Task to complete:
Read through the entries below and return each line with the word "Cuenta".

Supplied material:
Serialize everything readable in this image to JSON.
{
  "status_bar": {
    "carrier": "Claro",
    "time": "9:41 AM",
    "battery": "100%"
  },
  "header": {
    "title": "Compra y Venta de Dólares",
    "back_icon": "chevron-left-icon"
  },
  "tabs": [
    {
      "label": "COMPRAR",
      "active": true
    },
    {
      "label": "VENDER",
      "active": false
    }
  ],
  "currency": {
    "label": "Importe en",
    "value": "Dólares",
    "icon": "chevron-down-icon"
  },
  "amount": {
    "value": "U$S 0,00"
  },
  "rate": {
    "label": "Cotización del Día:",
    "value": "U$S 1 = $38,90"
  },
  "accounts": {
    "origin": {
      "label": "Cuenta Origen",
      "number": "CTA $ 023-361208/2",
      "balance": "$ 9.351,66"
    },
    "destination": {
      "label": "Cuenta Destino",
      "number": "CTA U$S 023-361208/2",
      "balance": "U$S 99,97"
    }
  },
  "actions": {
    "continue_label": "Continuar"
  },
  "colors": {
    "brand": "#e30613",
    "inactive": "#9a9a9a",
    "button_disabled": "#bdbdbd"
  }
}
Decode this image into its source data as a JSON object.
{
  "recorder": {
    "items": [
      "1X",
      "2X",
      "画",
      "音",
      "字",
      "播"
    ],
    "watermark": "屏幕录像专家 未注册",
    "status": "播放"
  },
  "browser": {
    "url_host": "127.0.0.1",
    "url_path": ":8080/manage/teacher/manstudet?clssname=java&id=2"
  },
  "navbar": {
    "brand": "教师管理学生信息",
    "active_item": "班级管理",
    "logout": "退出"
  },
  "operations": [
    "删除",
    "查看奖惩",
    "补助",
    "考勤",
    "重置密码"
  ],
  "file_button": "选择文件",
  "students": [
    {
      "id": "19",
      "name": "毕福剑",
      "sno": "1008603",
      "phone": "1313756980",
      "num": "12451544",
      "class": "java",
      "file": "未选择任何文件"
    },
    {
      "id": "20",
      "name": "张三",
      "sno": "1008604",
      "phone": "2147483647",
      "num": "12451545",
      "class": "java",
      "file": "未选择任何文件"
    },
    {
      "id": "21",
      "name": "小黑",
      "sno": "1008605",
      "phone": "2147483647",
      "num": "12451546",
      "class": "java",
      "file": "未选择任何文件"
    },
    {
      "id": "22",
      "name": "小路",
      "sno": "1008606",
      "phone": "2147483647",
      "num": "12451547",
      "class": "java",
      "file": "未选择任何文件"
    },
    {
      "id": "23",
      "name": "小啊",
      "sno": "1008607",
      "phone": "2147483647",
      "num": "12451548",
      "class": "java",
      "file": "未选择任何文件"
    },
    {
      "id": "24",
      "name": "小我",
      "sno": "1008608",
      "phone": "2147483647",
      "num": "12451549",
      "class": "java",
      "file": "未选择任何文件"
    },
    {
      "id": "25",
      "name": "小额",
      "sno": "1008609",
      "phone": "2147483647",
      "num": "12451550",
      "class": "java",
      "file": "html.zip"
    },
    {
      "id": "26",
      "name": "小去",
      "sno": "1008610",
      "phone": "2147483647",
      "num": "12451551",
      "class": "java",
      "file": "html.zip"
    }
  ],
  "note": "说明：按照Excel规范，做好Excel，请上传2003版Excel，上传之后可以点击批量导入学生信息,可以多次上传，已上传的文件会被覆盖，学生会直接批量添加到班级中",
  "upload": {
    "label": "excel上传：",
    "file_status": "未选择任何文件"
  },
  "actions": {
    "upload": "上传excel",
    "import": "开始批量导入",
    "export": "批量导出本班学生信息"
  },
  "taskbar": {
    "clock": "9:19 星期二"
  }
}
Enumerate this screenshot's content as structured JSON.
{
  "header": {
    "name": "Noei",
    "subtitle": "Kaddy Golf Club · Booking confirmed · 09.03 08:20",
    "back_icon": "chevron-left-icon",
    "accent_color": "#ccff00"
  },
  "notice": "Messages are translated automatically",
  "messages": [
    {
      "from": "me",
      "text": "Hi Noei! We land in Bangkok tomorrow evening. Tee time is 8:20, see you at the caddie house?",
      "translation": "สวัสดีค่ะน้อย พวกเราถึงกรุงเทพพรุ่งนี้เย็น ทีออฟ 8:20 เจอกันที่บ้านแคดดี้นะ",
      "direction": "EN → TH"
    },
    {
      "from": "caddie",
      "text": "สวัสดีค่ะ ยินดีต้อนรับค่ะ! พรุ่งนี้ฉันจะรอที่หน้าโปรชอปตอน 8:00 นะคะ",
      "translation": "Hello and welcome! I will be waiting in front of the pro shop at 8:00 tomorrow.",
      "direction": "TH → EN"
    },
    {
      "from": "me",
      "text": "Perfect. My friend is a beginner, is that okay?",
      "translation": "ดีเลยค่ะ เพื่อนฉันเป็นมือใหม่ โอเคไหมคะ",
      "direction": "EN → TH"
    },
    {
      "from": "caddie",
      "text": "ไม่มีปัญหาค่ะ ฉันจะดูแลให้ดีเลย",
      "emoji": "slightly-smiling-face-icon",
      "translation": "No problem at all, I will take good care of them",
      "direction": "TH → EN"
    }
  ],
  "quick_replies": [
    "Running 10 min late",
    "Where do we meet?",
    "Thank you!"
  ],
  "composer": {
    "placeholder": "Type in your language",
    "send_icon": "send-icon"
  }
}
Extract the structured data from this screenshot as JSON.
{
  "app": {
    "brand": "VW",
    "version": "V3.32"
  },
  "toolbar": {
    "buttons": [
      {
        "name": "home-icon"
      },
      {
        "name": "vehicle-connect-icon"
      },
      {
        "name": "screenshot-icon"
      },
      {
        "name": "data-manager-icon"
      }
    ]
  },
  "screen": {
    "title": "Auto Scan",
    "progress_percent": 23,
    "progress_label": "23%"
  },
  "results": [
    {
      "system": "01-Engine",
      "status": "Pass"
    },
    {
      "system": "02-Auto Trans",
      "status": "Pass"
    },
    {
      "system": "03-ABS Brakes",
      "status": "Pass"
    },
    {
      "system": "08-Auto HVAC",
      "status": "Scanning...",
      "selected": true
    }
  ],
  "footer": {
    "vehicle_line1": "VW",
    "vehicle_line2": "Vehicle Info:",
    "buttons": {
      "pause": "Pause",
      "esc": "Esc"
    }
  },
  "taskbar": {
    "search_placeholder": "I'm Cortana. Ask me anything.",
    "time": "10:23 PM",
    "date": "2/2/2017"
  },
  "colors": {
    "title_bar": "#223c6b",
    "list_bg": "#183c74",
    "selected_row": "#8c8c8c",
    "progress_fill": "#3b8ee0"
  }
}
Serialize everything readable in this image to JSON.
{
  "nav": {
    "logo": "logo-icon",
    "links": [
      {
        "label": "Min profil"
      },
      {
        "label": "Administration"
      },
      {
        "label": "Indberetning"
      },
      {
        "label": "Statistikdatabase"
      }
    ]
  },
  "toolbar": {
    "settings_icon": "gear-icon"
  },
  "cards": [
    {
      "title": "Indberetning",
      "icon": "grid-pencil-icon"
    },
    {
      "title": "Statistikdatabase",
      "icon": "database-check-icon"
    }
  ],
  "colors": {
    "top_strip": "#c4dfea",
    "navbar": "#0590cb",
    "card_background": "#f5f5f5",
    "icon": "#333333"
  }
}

Result:
      "label": "Cuenta Origen",
      "label": "Cuenta Destino",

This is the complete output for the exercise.